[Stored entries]
____________________

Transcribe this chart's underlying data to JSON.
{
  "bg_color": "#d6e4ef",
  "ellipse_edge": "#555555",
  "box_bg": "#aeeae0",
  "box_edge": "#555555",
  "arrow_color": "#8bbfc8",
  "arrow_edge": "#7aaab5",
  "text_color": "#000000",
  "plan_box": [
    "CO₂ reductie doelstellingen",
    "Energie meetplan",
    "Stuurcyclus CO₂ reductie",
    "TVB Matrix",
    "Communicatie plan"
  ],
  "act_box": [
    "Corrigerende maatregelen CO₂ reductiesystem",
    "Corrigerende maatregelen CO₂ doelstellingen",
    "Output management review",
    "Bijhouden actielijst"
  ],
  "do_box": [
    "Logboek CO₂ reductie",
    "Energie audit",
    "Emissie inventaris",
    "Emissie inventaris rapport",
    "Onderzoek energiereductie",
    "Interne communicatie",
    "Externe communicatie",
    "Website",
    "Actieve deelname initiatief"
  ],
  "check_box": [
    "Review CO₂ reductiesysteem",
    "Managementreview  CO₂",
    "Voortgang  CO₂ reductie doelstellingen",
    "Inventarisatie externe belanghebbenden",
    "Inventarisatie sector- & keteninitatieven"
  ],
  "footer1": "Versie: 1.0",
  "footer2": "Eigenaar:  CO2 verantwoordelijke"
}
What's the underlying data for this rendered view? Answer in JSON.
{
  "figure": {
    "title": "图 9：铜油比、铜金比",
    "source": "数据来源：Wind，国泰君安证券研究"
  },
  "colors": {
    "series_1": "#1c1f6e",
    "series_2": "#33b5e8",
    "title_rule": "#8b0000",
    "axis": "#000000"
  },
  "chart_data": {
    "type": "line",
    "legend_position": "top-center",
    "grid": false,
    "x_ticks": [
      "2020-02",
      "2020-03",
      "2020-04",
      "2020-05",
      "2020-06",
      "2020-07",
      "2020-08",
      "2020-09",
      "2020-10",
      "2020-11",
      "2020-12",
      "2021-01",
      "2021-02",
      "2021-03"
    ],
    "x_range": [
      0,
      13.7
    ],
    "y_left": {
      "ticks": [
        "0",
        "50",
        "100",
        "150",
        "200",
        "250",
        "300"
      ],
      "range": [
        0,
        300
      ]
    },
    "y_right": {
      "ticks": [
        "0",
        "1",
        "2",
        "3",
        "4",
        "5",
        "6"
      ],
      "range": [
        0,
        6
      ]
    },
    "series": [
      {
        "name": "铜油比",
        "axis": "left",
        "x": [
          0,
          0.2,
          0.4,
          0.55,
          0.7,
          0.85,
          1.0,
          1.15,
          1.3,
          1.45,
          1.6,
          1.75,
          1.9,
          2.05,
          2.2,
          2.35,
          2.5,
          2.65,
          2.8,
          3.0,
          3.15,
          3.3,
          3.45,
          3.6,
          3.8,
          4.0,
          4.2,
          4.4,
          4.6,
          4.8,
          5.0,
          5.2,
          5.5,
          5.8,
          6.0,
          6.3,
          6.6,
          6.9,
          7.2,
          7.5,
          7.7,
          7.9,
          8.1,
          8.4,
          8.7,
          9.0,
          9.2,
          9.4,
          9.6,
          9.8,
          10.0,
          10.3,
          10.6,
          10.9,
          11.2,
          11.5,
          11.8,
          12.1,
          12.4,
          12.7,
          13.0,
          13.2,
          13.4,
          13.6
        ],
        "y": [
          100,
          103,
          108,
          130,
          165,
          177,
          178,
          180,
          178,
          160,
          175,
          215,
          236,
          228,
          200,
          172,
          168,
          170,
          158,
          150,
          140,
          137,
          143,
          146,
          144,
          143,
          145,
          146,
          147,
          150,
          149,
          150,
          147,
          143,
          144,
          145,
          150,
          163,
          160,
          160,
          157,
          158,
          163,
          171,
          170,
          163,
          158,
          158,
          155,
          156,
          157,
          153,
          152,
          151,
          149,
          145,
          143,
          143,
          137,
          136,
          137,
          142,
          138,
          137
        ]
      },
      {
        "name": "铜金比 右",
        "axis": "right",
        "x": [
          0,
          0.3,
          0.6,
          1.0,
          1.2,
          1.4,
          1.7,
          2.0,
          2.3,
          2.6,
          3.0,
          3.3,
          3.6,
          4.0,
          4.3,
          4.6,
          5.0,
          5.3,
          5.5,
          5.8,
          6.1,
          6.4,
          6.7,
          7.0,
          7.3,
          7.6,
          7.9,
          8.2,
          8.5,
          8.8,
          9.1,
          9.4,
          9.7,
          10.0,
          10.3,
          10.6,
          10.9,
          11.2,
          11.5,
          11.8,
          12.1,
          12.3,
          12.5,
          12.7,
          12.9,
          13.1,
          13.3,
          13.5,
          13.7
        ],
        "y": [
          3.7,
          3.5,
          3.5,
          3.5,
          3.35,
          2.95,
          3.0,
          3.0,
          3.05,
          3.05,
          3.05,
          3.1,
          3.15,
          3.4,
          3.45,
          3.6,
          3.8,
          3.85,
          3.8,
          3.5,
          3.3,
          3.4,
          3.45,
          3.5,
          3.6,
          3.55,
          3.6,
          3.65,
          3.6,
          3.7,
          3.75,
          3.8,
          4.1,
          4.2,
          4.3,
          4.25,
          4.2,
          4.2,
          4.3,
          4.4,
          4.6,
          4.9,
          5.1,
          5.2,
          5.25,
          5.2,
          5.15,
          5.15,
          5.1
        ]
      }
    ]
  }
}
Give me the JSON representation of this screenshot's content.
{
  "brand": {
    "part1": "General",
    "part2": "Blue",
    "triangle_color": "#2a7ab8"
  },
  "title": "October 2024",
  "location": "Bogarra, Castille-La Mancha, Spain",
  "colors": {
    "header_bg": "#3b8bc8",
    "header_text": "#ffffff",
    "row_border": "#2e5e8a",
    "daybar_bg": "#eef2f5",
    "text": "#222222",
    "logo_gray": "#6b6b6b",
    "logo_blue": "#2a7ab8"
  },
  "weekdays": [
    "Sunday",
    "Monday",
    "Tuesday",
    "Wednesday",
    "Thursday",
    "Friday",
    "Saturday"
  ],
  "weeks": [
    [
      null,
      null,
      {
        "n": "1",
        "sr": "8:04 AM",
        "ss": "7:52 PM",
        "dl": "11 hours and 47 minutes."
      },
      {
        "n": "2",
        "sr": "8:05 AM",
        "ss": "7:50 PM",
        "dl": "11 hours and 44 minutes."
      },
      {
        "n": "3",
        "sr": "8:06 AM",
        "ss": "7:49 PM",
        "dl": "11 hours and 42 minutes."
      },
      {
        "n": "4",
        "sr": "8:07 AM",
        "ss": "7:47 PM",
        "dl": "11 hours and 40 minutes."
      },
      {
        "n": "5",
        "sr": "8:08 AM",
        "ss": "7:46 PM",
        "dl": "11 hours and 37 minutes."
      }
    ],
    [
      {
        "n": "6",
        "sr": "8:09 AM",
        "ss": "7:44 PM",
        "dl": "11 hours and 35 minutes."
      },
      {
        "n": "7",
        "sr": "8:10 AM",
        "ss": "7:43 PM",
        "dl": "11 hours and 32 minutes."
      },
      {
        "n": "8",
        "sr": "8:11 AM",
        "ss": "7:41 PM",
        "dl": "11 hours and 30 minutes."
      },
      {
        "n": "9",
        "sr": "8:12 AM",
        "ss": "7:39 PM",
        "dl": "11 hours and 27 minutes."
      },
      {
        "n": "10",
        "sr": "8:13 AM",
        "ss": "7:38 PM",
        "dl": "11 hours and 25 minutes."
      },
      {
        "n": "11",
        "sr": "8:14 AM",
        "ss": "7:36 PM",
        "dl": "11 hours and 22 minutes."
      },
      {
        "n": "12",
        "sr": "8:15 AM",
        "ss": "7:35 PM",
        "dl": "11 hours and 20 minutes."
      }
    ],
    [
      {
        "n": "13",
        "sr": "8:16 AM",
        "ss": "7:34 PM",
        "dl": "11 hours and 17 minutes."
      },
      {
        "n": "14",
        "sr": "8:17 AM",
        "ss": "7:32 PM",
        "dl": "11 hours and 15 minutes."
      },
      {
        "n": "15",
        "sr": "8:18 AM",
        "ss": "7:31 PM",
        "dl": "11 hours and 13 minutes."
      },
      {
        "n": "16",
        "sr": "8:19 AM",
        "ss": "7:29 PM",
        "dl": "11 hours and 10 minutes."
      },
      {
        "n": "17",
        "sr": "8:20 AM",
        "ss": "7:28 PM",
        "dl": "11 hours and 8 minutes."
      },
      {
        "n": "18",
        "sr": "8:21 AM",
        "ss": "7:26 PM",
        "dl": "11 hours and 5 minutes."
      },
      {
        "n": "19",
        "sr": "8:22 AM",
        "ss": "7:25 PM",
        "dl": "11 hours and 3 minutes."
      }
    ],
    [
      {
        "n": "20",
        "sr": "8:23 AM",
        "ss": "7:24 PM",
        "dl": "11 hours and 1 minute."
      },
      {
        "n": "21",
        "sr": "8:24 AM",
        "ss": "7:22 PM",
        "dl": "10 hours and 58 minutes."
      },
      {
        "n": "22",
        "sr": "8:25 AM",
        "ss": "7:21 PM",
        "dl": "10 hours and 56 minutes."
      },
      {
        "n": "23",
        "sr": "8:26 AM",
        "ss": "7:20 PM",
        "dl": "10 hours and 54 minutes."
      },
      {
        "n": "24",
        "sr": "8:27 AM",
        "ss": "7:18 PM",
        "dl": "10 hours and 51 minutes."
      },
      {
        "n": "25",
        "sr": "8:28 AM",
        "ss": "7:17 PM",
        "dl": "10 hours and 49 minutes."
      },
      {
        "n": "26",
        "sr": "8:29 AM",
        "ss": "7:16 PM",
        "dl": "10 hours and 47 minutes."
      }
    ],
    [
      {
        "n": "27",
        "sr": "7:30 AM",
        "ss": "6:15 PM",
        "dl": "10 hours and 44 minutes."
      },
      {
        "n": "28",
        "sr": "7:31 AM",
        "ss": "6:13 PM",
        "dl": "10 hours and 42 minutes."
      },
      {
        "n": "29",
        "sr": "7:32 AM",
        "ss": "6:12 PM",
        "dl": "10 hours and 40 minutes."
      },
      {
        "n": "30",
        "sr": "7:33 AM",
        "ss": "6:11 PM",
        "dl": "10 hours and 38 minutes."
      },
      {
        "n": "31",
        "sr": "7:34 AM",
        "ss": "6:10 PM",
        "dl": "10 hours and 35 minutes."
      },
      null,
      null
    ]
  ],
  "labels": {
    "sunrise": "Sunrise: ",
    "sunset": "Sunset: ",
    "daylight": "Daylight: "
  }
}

____________________

Give only the number of lines in the material above that hold the word "this".

TASK RESPONSE: 3